** Start **

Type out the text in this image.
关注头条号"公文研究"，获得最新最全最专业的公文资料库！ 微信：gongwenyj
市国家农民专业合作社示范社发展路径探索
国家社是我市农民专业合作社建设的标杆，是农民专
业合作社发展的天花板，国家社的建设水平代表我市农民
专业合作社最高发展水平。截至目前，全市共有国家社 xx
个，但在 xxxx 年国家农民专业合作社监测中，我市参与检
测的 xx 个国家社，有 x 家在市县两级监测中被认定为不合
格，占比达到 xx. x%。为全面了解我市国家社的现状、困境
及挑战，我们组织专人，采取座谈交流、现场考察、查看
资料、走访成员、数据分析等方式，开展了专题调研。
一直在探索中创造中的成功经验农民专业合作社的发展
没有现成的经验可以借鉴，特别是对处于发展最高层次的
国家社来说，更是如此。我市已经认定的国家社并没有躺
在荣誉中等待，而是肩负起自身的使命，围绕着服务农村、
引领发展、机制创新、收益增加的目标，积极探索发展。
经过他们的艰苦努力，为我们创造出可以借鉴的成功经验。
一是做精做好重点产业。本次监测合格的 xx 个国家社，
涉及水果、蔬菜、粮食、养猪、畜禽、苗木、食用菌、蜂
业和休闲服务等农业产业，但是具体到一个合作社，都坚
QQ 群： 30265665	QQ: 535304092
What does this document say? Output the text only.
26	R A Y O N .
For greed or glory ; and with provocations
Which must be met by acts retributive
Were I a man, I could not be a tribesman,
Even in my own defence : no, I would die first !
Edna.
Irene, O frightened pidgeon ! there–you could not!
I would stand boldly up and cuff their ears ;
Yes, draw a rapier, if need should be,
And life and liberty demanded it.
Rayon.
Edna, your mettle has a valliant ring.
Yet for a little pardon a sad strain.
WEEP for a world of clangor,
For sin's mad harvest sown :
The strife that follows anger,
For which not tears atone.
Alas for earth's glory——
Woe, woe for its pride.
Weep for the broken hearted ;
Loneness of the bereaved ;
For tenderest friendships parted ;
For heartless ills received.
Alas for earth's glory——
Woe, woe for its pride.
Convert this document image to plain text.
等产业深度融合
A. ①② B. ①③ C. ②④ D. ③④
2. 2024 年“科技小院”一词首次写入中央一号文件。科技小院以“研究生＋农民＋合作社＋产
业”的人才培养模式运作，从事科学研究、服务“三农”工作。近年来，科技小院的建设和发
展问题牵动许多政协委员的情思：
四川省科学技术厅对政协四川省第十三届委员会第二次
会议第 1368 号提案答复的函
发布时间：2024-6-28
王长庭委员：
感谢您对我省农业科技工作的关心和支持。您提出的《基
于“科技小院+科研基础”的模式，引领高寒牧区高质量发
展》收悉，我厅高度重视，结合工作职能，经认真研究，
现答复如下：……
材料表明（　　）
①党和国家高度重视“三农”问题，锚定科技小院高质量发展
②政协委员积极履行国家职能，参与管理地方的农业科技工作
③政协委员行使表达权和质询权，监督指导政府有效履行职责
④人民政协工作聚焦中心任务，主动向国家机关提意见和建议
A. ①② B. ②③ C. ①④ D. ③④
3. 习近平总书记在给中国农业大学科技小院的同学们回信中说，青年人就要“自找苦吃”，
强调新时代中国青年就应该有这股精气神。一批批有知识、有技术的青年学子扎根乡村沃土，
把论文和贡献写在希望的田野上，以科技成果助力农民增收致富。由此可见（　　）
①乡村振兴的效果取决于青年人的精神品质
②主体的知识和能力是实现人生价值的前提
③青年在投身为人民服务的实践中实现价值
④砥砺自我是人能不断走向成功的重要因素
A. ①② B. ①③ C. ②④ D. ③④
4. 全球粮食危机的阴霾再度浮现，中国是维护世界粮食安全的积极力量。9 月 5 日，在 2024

** End **

> [WHAT TO DO]:
Look for the word "could" and return every line where it occurs.

> [RESPONSE FOR THIS EXERCISE]:
Were I a man, I could not be a tribesman,
Irene, O frightened pidgeon ! there–you could not!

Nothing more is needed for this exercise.